Task details: Pictures are not part of the copy; repeat everything else in the records exactly.

Exercise material:
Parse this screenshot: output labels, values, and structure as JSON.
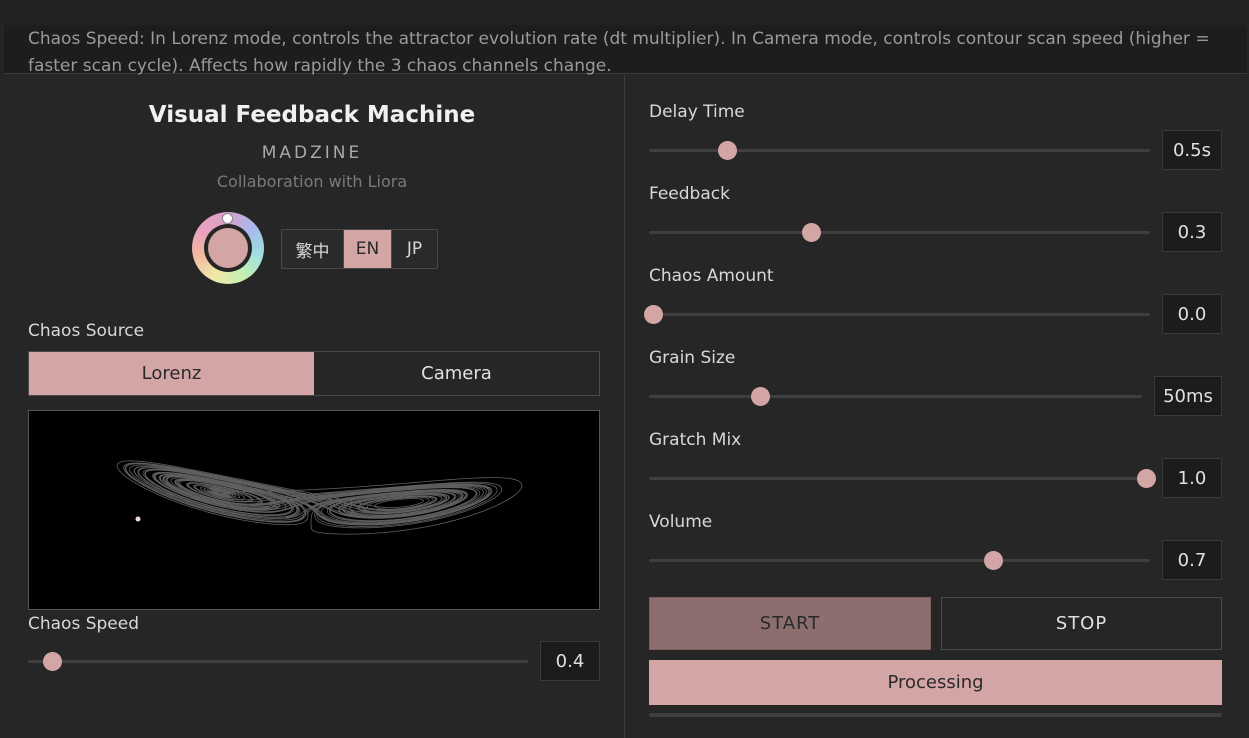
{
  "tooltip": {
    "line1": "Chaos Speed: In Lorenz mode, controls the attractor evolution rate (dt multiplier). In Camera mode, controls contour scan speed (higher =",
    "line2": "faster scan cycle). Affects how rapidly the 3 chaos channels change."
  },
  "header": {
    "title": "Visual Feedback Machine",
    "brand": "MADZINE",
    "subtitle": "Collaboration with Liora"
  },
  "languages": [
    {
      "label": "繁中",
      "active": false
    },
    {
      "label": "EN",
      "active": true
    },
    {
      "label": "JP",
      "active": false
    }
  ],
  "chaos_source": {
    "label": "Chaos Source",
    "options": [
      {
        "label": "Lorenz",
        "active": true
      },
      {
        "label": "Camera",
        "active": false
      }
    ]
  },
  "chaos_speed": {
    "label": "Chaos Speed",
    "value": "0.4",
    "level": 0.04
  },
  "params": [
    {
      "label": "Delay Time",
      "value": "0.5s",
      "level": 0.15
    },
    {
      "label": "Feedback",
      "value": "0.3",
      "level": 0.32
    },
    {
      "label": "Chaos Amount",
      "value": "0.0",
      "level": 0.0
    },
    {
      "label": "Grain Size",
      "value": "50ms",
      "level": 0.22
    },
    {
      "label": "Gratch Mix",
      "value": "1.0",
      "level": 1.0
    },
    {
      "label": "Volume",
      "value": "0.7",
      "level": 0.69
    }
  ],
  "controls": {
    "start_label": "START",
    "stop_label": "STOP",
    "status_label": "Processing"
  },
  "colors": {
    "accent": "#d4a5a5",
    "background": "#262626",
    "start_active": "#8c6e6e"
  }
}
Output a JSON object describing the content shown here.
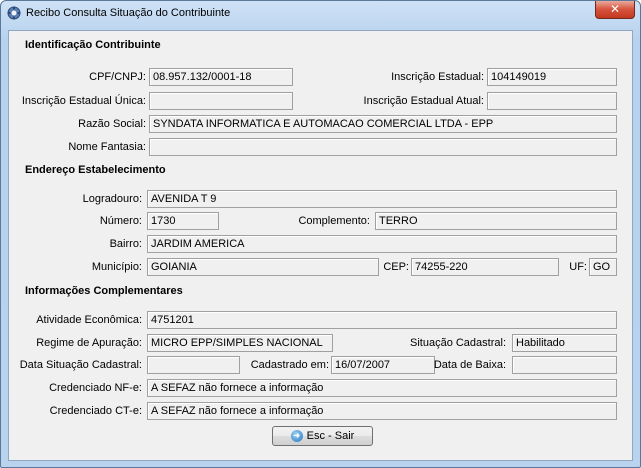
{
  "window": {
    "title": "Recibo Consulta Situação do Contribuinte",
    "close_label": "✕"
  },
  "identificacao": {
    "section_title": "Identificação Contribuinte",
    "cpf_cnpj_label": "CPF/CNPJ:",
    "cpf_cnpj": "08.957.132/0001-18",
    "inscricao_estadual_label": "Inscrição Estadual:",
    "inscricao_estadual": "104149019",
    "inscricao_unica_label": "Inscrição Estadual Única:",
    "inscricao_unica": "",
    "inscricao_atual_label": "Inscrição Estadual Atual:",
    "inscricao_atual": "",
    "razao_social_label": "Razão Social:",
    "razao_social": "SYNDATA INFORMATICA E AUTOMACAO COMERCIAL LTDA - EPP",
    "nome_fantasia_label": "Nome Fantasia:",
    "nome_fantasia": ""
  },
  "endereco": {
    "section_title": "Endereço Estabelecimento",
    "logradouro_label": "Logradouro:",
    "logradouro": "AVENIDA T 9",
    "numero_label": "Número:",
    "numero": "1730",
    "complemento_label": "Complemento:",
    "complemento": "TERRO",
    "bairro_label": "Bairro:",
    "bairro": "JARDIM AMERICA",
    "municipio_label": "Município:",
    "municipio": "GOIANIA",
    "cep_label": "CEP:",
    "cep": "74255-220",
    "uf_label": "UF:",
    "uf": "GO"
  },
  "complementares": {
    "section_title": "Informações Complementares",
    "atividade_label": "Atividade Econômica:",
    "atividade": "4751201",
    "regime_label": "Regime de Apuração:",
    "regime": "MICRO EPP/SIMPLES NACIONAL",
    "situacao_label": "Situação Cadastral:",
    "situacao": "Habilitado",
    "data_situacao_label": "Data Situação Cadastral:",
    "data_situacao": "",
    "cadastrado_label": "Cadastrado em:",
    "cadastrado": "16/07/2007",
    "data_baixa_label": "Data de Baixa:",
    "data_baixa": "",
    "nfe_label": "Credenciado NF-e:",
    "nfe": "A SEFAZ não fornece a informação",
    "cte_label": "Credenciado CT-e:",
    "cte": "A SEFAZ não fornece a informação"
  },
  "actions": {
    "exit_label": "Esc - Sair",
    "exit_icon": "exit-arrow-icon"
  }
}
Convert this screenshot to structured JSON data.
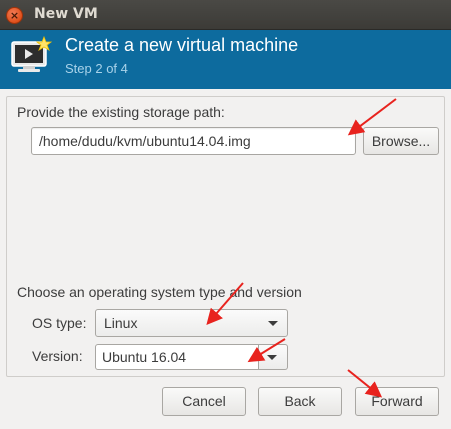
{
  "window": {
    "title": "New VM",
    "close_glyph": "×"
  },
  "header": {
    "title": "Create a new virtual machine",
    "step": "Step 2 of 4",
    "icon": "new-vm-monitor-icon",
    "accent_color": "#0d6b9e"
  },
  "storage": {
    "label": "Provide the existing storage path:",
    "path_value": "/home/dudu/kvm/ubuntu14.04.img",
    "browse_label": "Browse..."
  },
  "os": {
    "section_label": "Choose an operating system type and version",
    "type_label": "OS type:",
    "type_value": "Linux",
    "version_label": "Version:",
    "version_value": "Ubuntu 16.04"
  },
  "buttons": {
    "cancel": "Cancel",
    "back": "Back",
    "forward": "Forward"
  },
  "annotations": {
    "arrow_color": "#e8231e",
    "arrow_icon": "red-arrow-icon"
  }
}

Task answer:
Parse this screenshot: output labels, values, and structure as JSON.
{
  "tooltip": {
    "line1": "Chaos Speed: In Lorenz mode, controls the attractor evolution rate (dt multiplier). In Camera mode, controls contour scan speed (higher =",
    "line2": "faster scan cycle). Affects how rapidly the 3 chaos channels change."
  },
  "header": {
    "title": "Visual Feedback Machine",
    "brand": "MADZINE",
    "subtitle": "Collaboration with Liora"
  },
  "languages": [
    {
      "label": "繁中",
      "active": false
    },
    {
      "label": "EN",
      "active": true
    },
    {
      "label": "JP",
      "active": false
    }
  ],
  "chaos_source": {
    "label": "Chaos Source",
    "options": [
      {
        "label": "Lorenz",
        "active": true
      },
      {
        "label": "Camera",
        "active": false
      }
    ]
  },
  "chaos_speed": {
    "label": "Chaos Speed",
    "value": "0.4",
    "level": 0.04
  },
  "params": [
    {
      "label": "Delay Time",
      "value": "0.5s",
      "level": 0.15
    },
    {
      "label": "Feedback",
      "value": "0.3",
      "level": 0.32
    },
    {
      "label": "Chaos Amount",
      "value": "0.0",
      "level": 0.0
    },
    {
      "label": "Grain Size",
      "value": "50ms",
      "level": 0.22
    },
    {
      "label": "Gratch Mix",
      "value": "1.0",
      "level": 1.0
    },
    {
      "label": "Volume",
      "value": "0.7",
      "level": 0.69
    }
  ],
  "controls": {
    "start_label": "START",
    "stop_label": "STOP",
    "status_label": "Processing"
  },
  "colors": {
    "accent": "#d4a5a5",
    "background": "#262626",
    "start_active": "#8c6e6e"
  }
}
Output a JSON object describing the content shown here.
{
  "window": {
    "title": "Recibo Consulta Situação do Contribuinte",
    "close_label": "✕"
  },
  "identificacao": {
    "section_title": "Identificação Contribuinte",
    "cpf_cnpj_label": "CPF/CNPJ:",
    "cpf_cnpj": "08.957.132/0001-18",
    "inscricao_estadual_label": "Inscrição Estadual:",
    "inscricao_estadual": "104149019",
    "inscricao_unica_label": "Inscrição Estadual Única:",
    "inscricao_unica": "",
    "inscricao_atual_label": "Inscrição Estadual Atual:",
    "inscricao_atual": "",
    "razao_social_label": "Razão Social:",
    "razao_social": "SYNDATA INFORMATICA E AUTOMACAO COMERCIAL LTDA - EPP",
    "nome_fantasia_label": "Nome Fantasia:",
    "nome_fantasia": ""
  },
  "endereco": {
    "section_title": "Endereço Estabelecimento",
    "logradouro_label": "Logradouro:",
    "logradouro": "AVENIDA T 9",
    "numero_label": "Número:",
    "numero": "1730",
    "complemento_label": "Complemento:",
    "complemento": "TERRO",
    "bairro_label": "Bairro:",
    "bairro": "JARDIM AMERICA",
    "municipio_label": "Município:",
    "municipio": "GOIANIA",
    "cep_label": "CEP:",
    "cep": "74255-220",
    "uf_label": "UF:",
    "uf": "GO"
  },
  "complementares": {
    "section_title": "Informações Complementares",
    "atividade_label": "Atividade Econômica:",
    "atividade": "4751201",
    "regime_label": "Regime de Apuração:",
    "regime": "MICRO EPP/SIMPLES NACIONAL",
    "situacao_label": "Situação Cadastral:",
    "situacao": "Habilitado",
    "data_situacao_label": "Data Situação Cadastral:",
    "data_situacao": "",
    "cadastrado_label": "Cadastrado em:",
    "cadastrado": "16/07/2007",
    "data_baixa_label": "Data de Baixa:",
    "data_baixa": "",
    "nfe_label": "Credenciado NF-e:",
    "nfe": "A SEFAZ não fornece a informação",
    "cte_label": "Credenciado CT-e:",
    "cte": "A SEFAZ não fornece a informação"
  },
  "actions": {
    "exit_label": "Esc - Sair",
    "exit_icon": "exit-arrow-icon"
  }
}
Convert this screenshot to structured JSON data.
{
  "window": {
    "title": "New VM",
    "close_glyph": "×"
  },
  "header": {
    "title": "Create a new virtual machine",
    "step": "Step 2 of 4",
    "icon": "new-vm-monitor-icon",
    "accent_color": "#0d6b9e"
  },
  "storage": {
    "label": "Provide the existing storage path:",
    "path_value": "/home/dudu/kvm/ubuntu14.04.img",
    "browse_label": "Browse..."
  },
  "os": {
    "section_label": "Choose an operating system type and version",
    "type_label": "OS type:",
    "type_value": "Linux",
    "version_label": "Version:",
    "version_value": "Ubuntu 16.04"
  },
  "buttons": {
    "cancel": "Cancel",
    "back": "Back",
    "forward": "Forward"
  },
  "annotations": {
    "arrow_color": "#e8231e",
    "arrow_icon": "red-arrow-icon"
  }
}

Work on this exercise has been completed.